Material provided:
▼▼▼
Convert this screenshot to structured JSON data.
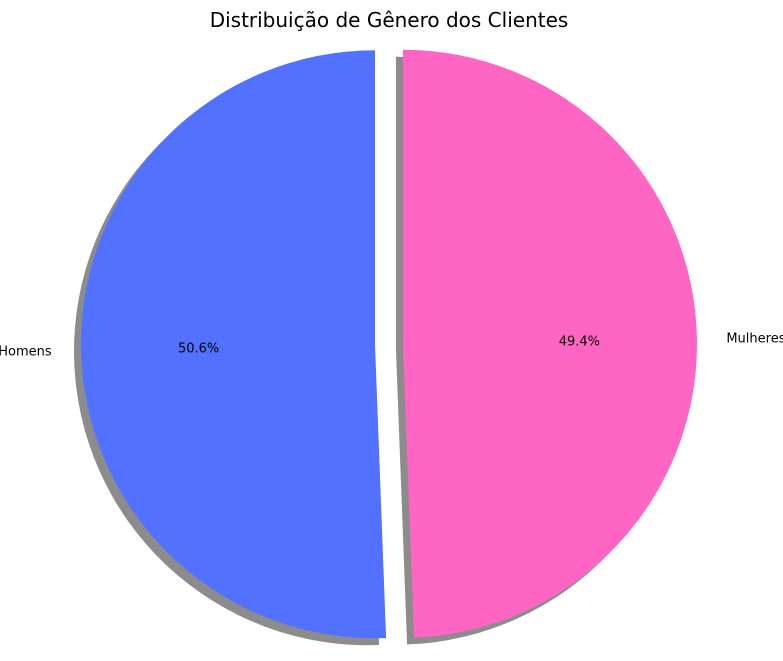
{
  "chart_data": {
    "type": "pie",
    "title": "Distribuição de Gênero dos Clientes",
    "categories": [
      "Homens",
      "Mulheres"
    ],
    "values": [
      50.6,
      49.4
    ],
    "percent_labels": [
      "50.6%",
      "49.4%"
    ],
    "colors": [
      "#5271ff",
      "#ff66c4"
    ],
    "shadow": true,
    "exploded": true,
    "start_angle_deg": 90,
    "direction": "counterclockwise",
    "legend": "none"
  }
}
▲▲▲
What you have to do: Every line should be retyped exactly, with the pictures omitted.

Written response:
Convert this screenshot to structured JSON data.
{
  "chart_data": {
    "type": "pie",
    "title": "Distribuição de Gênero dos Clientes",
    "categories": [
      "Homens",
      "Mulheres"
    ],
    "values": [
      50.6,
      49.4
    ],
    "percent_labels": [
      "50.6%",
      "49.4%"
    ],
    "colors": [
      "#5271ff",
      "#ff66c4"
    ],
    "shadow": true,
    "exploded": true,
    "start_angle_deg": 90,
    "direction": "counterclockwise",
    "legend": "none"
  }
}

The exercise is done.